▶ [Recorded data]:
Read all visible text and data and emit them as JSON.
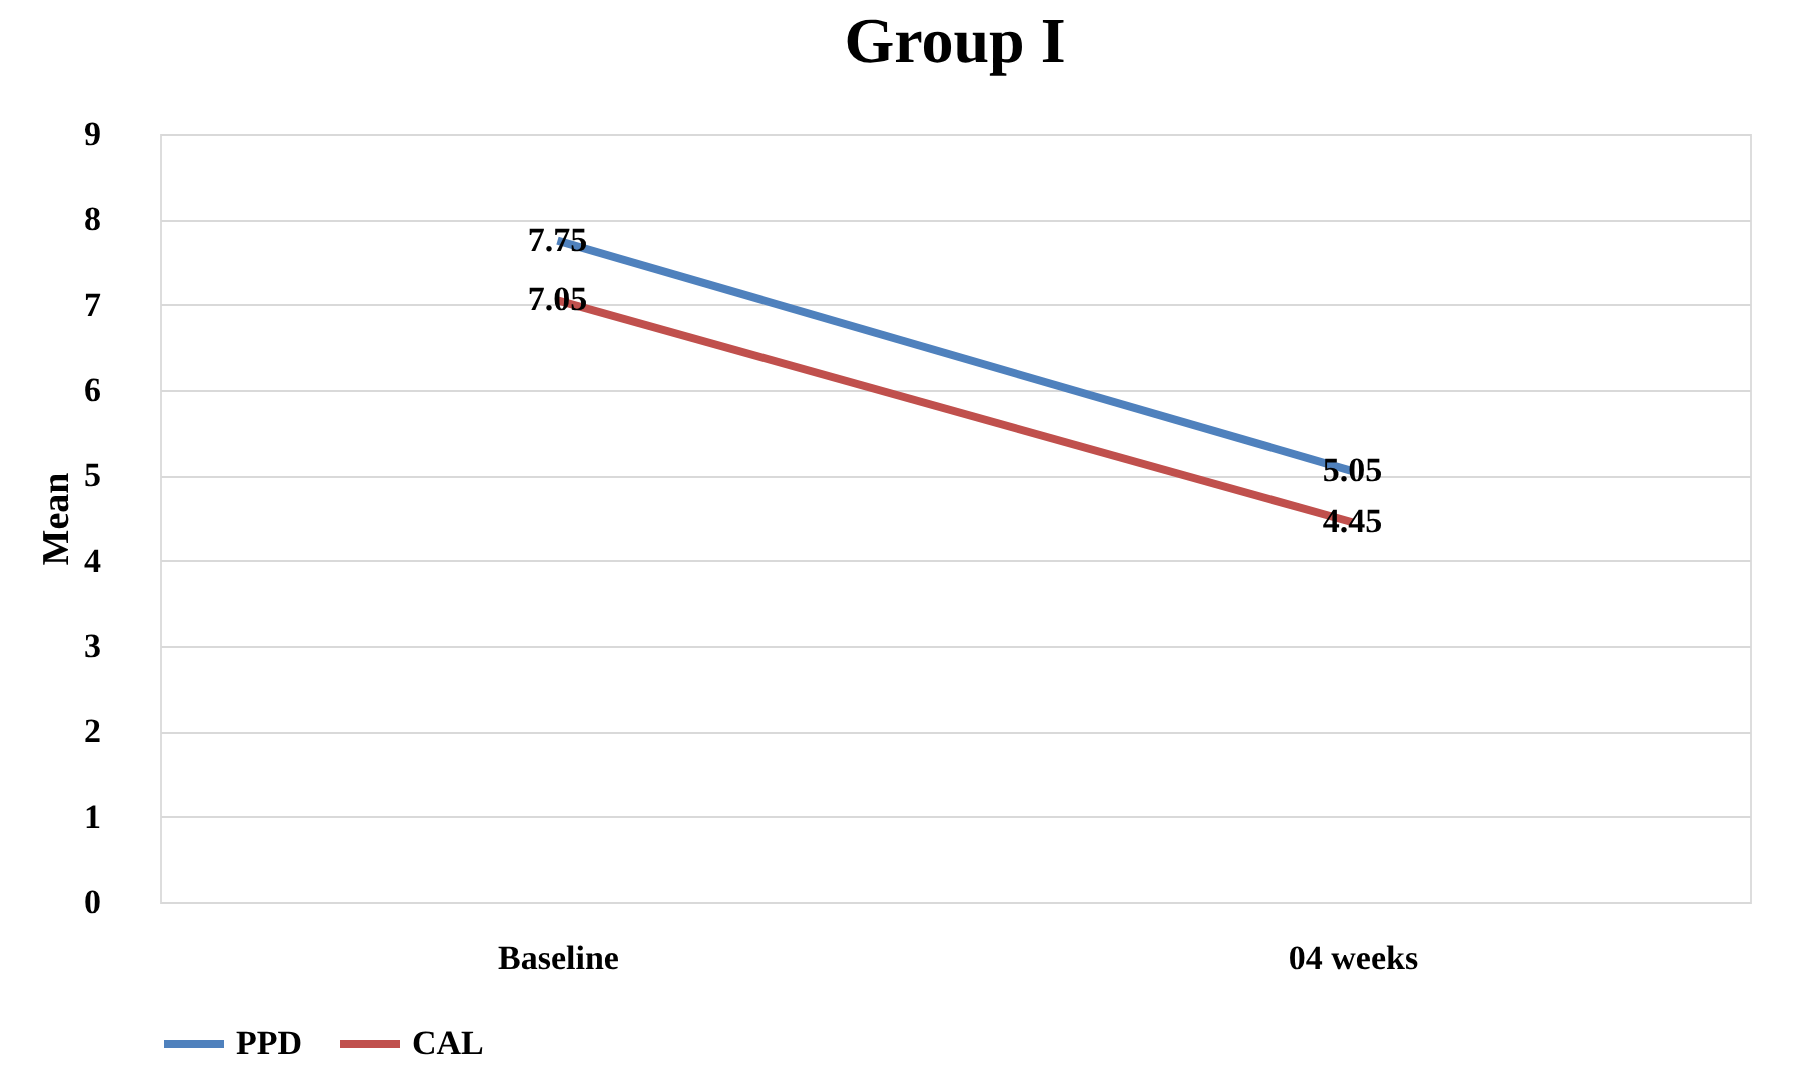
{
  "chart_data": {
    "type": "line",
    "title": "Group  I",
    "ylabel": "Mean",
    "categories": [
      "Baseline",
      "04 weeks"
    ],
    "series": [
      {
        "name": "PPD",
        "color": "#4f81bd",
        "values": [
          7.75,
          5.05
        ]
      },
      {
        "name": "CAL",
        "color": "#c0504d",
        "values": [
          7.05,
          4.45
        ]
      }
    ],
    "ylim": [
      0,
      9
    ],
    "yticks": [
      0,
      1,
      2,
      3,
      4,
      5,
      6,
      7,
      8,
      9
    ],
    "grid": "y",
    "legend": "bottom",
    "data_labels": true,
    "marker": "none",
    "line_style": "solid"
  }
}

▶ [Exercise prompt]: Transcribe the records above exactly, omitting every picture they contain.

▶ [Finished task]:
Read all visible text and data and emit them as JSON.
{
  "chart_data": {
    "type": "line",
    "title": "Group  I",
    "ylabel": "Mean",
    "categories": [
      "Baseline",
      "04 weeks"
    ],
    "series": [
      {
        "name": "PPD",
        "color": "#4f81bd",
        "values": [
          7.75,
          5.05
        ]
      },
      {
        "name": "CAL",
        "color": "#c0504d",
        "values": [
          7.05,
          4.45
        ]
      }
    ],
    "ylim": [
      0,
      9
    ],
    "yticks": [
      0,
      1,
      2,
      3,
      4,
      5,
      6,
      7,
      8,
      9
    ],
    "grid": "y",
    "legend": "bottom",
    "data_labels": true,
    "marker": "none",
    "line_style": "solid"
  }
}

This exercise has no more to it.